▶ EXTRACTED RECORDS

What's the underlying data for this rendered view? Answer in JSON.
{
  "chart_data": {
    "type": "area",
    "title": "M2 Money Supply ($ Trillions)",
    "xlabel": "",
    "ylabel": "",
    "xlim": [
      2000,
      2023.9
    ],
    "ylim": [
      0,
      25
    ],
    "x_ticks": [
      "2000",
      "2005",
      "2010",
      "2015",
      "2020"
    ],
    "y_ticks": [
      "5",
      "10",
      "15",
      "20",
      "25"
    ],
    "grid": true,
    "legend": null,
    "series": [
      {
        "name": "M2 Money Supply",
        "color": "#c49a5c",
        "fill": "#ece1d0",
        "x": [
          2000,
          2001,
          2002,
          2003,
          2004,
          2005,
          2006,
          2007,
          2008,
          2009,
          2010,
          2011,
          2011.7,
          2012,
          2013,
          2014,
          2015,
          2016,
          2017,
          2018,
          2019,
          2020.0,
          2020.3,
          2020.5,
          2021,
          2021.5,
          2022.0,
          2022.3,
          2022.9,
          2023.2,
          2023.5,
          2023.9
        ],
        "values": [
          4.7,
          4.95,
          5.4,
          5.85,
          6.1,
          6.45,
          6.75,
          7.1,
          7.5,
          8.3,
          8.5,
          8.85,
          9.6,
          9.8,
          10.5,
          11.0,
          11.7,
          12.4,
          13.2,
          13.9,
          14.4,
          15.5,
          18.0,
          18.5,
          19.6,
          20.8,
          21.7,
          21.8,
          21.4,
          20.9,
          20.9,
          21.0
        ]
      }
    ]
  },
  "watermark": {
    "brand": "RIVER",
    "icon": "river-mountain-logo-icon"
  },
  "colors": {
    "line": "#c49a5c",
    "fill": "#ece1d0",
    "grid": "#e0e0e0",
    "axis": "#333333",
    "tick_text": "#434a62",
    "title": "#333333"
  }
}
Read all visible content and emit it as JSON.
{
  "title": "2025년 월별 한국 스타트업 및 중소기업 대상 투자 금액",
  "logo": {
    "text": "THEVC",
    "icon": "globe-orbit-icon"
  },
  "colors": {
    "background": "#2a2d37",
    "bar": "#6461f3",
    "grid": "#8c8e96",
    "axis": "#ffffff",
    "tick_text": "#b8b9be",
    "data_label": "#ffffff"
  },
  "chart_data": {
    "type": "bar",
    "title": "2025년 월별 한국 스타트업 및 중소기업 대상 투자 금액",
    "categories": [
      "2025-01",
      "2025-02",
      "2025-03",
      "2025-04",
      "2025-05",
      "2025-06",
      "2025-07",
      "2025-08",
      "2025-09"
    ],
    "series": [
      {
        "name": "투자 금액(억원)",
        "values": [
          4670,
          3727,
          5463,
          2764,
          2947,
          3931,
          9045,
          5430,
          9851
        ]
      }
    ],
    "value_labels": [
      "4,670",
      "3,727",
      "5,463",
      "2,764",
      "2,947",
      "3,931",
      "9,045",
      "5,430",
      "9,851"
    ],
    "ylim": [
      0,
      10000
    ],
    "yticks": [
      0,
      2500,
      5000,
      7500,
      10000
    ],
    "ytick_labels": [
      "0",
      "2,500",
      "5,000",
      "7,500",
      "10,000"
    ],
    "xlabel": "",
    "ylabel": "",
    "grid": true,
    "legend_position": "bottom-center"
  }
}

▶ TASK STATEMENT
From the data above, pick out each line containing "icon" and copy it.

▶ OUTPUT BELOW
    "icon": "river-mountain-logo-icon"
    "icon": "globe-orbit-icon"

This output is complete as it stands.